Stated problem — Reproduce the listing below verbatim.

★ ★ ★ ★

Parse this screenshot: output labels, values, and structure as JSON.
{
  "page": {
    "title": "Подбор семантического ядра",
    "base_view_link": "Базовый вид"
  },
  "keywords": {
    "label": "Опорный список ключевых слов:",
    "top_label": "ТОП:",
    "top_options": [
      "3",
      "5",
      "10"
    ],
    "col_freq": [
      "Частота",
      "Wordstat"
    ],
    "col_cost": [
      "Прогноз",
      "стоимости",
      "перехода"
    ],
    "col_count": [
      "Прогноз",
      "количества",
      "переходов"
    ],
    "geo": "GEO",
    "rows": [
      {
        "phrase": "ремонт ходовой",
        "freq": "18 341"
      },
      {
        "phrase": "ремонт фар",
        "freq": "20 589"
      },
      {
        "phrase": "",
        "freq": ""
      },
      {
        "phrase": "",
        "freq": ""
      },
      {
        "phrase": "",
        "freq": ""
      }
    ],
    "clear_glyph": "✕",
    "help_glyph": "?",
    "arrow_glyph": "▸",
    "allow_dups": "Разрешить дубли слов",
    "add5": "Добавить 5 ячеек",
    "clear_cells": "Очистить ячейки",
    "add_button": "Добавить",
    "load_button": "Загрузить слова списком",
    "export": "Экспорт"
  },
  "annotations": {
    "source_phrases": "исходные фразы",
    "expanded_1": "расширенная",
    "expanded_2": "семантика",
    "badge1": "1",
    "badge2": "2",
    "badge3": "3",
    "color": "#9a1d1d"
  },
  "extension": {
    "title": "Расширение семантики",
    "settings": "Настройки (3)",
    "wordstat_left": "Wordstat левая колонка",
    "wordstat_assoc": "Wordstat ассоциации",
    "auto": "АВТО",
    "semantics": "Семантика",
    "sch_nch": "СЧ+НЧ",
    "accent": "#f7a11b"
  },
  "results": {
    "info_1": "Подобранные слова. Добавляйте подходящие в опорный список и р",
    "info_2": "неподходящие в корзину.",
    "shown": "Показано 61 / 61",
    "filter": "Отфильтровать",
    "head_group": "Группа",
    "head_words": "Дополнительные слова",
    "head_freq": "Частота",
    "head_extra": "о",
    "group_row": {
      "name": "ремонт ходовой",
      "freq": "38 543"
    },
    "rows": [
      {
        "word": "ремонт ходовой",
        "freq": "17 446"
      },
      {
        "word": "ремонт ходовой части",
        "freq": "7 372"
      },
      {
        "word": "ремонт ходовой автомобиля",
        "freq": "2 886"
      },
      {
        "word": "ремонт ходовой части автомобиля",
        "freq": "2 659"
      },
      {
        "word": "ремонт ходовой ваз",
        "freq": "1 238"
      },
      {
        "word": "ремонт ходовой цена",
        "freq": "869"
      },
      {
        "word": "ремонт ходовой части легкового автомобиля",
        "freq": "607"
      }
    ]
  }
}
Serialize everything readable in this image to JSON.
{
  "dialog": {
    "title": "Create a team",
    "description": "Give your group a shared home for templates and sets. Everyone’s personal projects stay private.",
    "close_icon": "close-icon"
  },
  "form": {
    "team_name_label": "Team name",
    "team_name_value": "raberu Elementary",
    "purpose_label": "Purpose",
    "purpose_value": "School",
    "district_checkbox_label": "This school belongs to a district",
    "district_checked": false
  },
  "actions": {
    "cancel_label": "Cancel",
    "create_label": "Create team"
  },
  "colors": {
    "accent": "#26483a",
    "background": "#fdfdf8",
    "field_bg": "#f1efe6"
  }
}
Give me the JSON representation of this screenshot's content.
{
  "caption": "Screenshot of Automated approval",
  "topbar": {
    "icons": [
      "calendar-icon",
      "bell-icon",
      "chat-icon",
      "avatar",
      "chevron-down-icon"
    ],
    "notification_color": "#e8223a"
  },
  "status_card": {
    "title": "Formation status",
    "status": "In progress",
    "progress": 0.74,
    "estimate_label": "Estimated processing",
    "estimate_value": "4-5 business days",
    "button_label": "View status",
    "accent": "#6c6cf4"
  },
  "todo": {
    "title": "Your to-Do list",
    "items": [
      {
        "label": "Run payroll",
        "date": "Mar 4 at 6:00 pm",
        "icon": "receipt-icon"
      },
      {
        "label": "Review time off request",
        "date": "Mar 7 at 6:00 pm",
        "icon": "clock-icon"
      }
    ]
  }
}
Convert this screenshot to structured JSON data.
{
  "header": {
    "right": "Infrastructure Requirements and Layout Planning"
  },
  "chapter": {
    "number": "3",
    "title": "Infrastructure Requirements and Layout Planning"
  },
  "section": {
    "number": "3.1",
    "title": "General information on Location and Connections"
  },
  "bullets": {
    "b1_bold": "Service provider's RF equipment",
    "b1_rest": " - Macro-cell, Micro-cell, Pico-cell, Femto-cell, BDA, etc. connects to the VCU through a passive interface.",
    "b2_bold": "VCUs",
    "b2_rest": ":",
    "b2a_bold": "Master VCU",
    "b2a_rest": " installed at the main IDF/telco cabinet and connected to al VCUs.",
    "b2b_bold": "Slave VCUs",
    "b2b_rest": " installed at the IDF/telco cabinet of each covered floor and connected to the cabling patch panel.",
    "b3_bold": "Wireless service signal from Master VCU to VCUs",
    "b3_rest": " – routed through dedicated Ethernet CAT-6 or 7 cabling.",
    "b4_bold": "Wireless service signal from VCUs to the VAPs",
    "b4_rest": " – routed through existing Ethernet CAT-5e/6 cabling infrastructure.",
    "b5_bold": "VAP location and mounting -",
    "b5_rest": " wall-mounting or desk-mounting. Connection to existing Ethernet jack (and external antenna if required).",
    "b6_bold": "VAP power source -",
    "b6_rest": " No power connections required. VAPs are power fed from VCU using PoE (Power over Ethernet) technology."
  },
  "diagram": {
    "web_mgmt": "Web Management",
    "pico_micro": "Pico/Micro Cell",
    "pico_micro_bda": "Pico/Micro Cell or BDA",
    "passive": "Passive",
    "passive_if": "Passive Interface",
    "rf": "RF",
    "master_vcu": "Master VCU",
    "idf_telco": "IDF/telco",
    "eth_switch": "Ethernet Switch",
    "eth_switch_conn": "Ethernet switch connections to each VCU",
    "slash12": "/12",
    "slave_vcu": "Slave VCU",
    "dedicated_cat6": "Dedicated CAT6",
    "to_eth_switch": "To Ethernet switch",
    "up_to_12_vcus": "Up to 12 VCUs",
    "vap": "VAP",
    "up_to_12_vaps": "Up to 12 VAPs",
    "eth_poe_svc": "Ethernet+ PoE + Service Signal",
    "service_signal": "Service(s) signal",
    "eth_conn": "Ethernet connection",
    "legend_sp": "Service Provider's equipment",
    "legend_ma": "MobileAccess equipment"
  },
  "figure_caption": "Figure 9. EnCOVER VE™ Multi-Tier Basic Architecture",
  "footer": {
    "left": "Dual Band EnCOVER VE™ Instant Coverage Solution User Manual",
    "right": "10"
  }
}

★ ★ ★ ★

Expected answer —
Parse this screenshot: output labels, values, and structure as JSON.
{
  "page": {
    "title": "Подбор семантического ядра",
    "base_view_link": "Базовый вид"
  },
  "keywords": {
    "label": "Опорный список ключевых слов:",
    "top_label": "ТОП:",
    "top_options": [
      "3",
      "5",
      "10"
    ],
    "col_freq": [
      "Частота",
      "Wordstat"
    ],
    "col_cost": [
      "Прогноз",
      "стоимости",
      "перехода"
    ],
    "col_count": [
      "Прогноз",
      "количества",
      "переходов"
    ],
    "geo": "GEO",
    "rows": [
      {
        "phrase": "ремонт ходовой",
        "freq": "18 341"
      },
      {
        "phrase": "ремонт фар",
        "freq": "20 589"
      },
      {
        "phrase": "",
        "freq": ""
      },
      {
        "phrase": "",
        "freq": ""
      },
      {
        "phrase": "",
        "freq": ""
      }
    ],
    "clear_glyph": "✕",
    "help_glyph": "?",
    "arrow_glyph": "▸",
    "allow_dups": "Разрешить дубли слов",
    "add5": "Добавить 5 ячеек",
    "clear_cells": "Очистить ячейки",
    "add_button": "Добавить",
    "load_button": "Загрузить слова списком",
    "export": "Экспорт"
  },
  "annotations": {
    "source_phrases": "исходные фразы",
    "expanded_1": "расширенная",
    "expanded_2": "семантика",
    "badge1": "1",
    "badge2": "2",
    "badge3": "3",
    "color": "#9a1d1d"
  },
  "extension": {
    "title": "Расширение семантики",
    "settings": "Настройки (3)",
    "wordstat_left": "Wordstat левая колонка",
    "wordstat_assoc": "Wordstat ассоциации",
    "auto": "АВТО",
    "semantics": "Семантика",
    "sch_nch": "СЧ+НЧ",
    "accent": "#f7a11b"
  },
  "results": {
    "info_1": "Подобранные слова. Добавляйте подходящие в опорный список и р",
    "info_2": "неподходящие в корзину.",
    "shown": "Показано 61 / 61",
    "filter": "Отфильтровать",
    "head_group": "Группа",
    "head_words": "Дополнительные слова",
    "head_freq": "Частота",
    "head_extra": "о",
    "group_row": {
      "name": "ремонт ходовой",
      "freq": "38 543"
    },
    "rows": [
      {
        "word": "ремонт ходовой",
        "freq": "17 446"
      },
      {
        "word": "ремонт ходовой части",
        "freq": "7 372"
      },
      {
        "word": "ремонт ходовой автомобиля",
        "freq": "2 886"
      },
      {
        "word": "ремонт ходовой части автомобиля",
        "freq": "2 659"
      },
      {
        "word": "ремонт ходовой ваз",
        "freq": "1 238"
      },
      {
        "word": "ремонт ходовой цена",
        "freq": "869"
      },
      {
        "word": "ремонт ходовой части легкового автомобиля",
        "freq": "607"
      }
    ]
  }
}
Serialize everything readable in this image to JSON.
{
  "dialog": {
    "title": "Create a team",
    "description": "Give your group a shared home for templates and sets. Everyone’s personal projects stay private.",
    "close_icon": "close-icon"
  },
  "form": {
    "team_name_label": "Team name",
    "team_name_value": "raberu Elementary",
    "purpose_label": "Purpose",
    "purpose_value": "School",
    "district_checkbox_label": "This school belongs to a district",
    "district_checked": false
  },
  "actions": {
    "cancel_label": "Cancel",
    "create_label": "Create team"
  },
  "colors": {
    "accent": "#26483a",
    "background": "#fdfdf8",
    "field_bg": "#f1efe6"
  }
}
Give me the JSON representation of this screenshot's content.
{
  "caption": "Screenshot of Automated approval",
  "topbar": {
    "icons": [
      "calendar-icon",
      "bell-icon",
      "chat-icon",
      "avatar",
      "chevron-down-icon"
    ],
    "notification_color": "#e8223a"
  },
  "status_card": {
    "title": "Formation status",
    "status": "In progress",
    "progress": 0.74,
    "estimate_label": "Estimated processing",
    "estimate_value": "4-5 business days",
    "button_label": "View status",
    "accent": "#6c6cf4"
  },
  "todo": {
    "title": "Your to-Do list",
    "items": [
      {
        "label": "Run payroll",
        "date": "Mar 4 at 6:00 pm",
        "icon": "receipt-icon"
      },
      {
        "label": "Review time off request",
        "date": "Mar 7 at 6:00 pm",
        "icon": "clock-icon"
      }
    ]
  }
}
Convert this screenshot to structured JSON data.
{
  "header": {
    "right": "Infrastructure Requirements and Layout Planning"
  },
  "chapter": {
    "number": "3",
    "title": "Infrastructure Requirements and Layout Planning"
  },
  "section": {
    "number": "3.1",
    "title": "General information on Location and Connections"
  },
  "bullets": {
    "b1_bold": "Service provider's RF equipment",
    "b1_rest": " - Macro-cell, Micro-cell, Pico-cell, Femto-cell, BDA, etc. connects to the VCU through a passive interface.",
    "b2_bold": "VCUs",
    "b2_rest": ":",
    "b2a_bold": "Master VCU",
    "b2a_rest": " installed at the main IDF/telco cabinet and connected to al VCUs.",
    "b2b_bold": "Slave VCUs",
    "b2b_rest": " installed at the IDF/telco cabinet of each covered floor and connected to the cabling patch panel.",
    "b3_bold": "Wireless service signal from Master VCU to VCUs",
    "b3_rest": " – routed through dedicated Ethernet CAT-6 or 7 cabling.",
    "b4_bold": "Wireless service signal from VCUs to the VAPs",
    "b4_rest": " – routed through existing Ethernet CAT-5e/6 cabling infrastructure.",
    "b5_bold": "VAP location and mounting -",
    "b5_rest": " wall-mounting or desk-mounting. Connection to existing Ethernet jack (and external antenna if required).",
    "b6_bold": "VAP power source -",
    "b6_rest": " No power connections required. VAPs are power fed from VCU using PoE (Power over Ethernet) technology."
  },
  "diagram": {
    "web_mgmt": "Web Management",
    "pico_micro": "Pico/Micro Cell",
    "pico_micro_bda": "Pico/Micro Cell or BDA",
    "passive": "Passive",
    "passive_if": "Passive Interface",
    "rf": "RF",
    "master_vcu": "Master VCU",
    "idf_telco": "IDF/telco",
    "eth_switch": "Ethernet Switch",
    "eth_switch_conn": "Ethernet switch connections to each VCU",
    "slash12": "/12",
    "slave_vcu": "Slave VCU",
    "dedicated_cat6": "Dedicated CAT6",
    "to_eth_switch": "To Ethernet switch",
    "up_to_12_vcus": "Up to 12 VCUs",
    "vap": "VAP",
    "up_to_12_vaps": "Up to 12 VAPs",
    "eth_poe_svc": "Ethernet+ PoE + Service Signal",
    "service_signal": "Service(s) signal",
    "eth_conn": "Ethernet connection",
    "legend_sp": "Service Provider's equipment",
    "legend_ma": "MobileAccess equipment"
  },
  "figure_caption": "Figure 9. EnCOVER VE™ Multi-Tier Basic Architecture",
  "footer": {
    "left": "Dual Band EnCOVER VE™ Instant Coverage Solution User Manual",
    "right": "10"
  }
}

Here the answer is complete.